> [WHAT YOU NEED TO DO]:
A. In the passage on IKIRU, which actor portrays Kanji Watanabe?
B. Reproduce word for word the part of the passage on IKIRU that opens with the words containing "Part of Akira" and closes with "others while alive.".

(Beginning of GIVEN PASSAGE)

Part of Akira Kurosawa: A Retrospective
Considered by some to be Kurosawa’s greatest achievement, IKIRU presents the director at his most compassionate — affirming life through an exploration of a man’s death. Takashi Shimura portrays Kanji Watanabe, an aging bureaucrat with stomach cancer forced to strip the veneer off his existence and find meaning in his final days. Told in two parts, IKIRU offers Watanabe’s quest in the present, and then through a series of flashbacks. The result is a multifaceted look at a life through a prism of perspectives, resulting in a full portrait of a man who lacked understanding from others while alive.
Roger Ebert closed his 1996 review with the following: “Over the years I have seen IKIRU every five years or so, and each time it has moved me, and made me think. And the older I get, the less Watanabe seems like a pathetic old man, and the more he seems like every one of us.”

(End of GIVEN PASSAGE)
(Beginning of INFORMATION GIVEN)

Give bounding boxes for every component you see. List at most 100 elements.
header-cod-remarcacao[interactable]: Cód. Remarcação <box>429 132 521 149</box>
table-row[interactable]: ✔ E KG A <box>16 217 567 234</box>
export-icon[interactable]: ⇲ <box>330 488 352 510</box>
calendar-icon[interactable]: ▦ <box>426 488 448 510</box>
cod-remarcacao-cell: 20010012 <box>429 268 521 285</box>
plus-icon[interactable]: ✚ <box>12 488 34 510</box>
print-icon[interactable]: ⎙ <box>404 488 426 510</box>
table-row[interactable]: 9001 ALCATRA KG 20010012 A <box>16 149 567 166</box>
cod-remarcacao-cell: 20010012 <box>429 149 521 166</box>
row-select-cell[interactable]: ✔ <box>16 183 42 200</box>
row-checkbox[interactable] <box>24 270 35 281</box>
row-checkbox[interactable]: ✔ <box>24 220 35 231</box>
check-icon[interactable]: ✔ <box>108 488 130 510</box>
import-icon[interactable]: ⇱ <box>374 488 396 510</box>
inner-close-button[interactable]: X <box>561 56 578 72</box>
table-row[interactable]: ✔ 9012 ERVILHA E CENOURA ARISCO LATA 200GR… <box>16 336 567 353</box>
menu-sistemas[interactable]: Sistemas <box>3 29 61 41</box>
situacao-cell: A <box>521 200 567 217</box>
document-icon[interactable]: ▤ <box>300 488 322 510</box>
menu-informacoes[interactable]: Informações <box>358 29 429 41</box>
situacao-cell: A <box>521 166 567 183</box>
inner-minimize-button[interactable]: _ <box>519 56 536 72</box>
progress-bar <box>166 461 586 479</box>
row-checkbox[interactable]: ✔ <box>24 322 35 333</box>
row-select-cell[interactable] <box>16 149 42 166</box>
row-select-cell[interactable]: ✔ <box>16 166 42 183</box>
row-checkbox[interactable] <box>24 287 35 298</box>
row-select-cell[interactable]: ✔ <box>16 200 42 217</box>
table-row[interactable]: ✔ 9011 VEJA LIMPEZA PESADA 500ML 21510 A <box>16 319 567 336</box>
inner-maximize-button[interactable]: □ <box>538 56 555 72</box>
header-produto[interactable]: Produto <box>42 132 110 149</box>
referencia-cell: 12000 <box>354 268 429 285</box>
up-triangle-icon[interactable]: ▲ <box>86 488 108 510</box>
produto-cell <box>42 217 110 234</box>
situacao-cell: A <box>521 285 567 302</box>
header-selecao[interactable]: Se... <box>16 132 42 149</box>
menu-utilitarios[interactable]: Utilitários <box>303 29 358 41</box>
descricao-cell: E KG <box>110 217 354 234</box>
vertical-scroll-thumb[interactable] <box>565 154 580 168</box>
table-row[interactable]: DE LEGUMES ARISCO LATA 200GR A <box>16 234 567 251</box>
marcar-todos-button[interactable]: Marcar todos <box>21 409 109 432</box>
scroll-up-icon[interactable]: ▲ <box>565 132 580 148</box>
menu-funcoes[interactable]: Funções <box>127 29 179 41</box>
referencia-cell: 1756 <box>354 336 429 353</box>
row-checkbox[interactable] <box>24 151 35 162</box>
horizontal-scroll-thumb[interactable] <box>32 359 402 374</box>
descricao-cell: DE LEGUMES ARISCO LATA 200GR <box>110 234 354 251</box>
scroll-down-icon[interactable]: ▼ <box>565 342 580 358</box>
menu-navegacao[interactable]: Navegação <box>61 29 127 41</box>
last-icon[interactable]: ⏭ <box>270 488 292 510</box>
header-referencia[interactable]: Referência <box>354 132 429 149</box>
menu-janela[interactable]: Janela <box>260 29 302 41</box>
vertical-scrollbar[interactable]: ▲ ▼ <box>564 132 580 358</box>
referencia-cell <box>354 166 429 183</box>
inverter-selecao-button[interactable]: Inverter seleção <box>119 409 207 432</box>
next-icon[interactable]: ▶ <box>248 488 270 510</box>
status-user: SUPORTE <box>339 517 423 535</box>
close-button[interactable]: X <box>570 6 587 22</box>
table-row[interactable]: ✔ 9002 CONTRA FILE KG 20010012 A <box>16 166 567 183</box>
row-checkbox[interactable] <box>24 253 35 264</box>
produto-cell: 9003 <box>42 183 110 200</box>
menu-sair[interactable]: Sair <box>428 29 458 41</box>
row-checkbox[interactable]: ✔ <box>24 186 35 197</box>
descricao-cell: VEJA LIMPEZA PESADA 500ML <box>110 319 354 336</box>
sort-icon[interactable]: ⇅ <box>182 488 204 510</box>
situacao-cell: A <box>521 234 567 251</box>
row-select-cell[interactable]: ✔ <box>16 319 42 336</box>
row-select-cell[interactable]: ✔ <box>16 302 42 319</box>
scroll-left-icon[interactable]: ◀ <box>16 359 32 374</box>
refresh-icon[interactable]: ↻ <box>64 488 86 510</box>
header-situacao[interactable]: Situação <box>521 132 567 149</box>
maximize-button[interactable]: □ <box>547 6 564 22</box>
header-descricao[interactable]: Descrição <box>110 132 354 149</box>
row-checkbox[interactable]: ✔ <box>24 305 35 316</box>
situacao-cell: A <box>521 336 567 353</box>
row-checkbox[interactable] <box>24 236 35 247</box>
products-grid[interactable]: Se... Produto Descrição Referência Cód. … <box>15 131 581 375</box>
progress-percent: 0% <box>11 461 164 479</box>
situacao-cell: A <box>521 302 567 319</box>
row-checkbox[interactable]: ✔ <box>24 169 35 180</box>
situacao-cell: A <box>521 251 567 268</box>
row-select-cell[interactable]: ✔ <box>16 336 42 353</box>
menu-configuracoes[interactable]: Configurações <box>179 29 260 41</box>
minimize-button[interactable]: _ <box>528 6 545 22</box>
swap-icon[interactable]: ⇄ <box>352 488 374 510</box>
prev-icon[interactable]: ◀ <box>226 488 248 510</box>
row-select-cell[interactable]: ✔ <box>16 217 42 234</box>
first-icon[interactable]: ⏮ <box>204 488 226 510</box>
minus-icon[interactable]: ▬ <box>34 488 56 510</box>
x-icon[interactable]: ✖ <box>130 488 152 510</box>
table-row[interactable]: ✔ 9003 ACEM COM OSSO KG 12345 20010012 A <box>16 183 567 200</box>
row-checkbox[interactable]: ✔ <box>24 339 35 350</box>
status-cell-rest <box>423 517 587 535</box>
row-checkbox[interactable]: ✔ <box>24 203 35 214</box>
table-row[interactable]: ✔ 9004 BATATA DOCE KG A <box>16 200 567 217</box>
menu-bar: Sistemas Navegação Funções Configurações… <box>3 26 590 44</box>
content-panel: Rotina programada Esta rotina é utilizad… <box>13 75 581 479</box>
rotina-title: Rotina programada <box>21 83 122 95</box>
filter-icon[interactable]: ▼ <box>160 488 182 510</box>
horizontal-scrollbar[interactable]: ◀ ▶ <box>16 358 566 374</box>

(End of INFORMATION GIVEN)

> [ANSWERS BY ITEM NUMBER]:
A. Takashi Shimura

B.
Part of Akira Kurosawa: A Retrospective
Considered by some to be Kurosawa’s greatest achievement, IKIRU presents the director at his most compassionate — affirming life through an exploration of a man’s death. Takashi Shimura portrays Kanji Watanabe, an aging bureaucrat with stomach cancer forced to strip the veneer off his existence and find meaning in his final days. Told in two parts, IKIRU offers Watanabe’s quest in the present, and then through a series of flashbacks. The result is a multifaceted look at a life through a prism of perspectives, resulting in a full portrait of a man who lacked understanding from others while alive.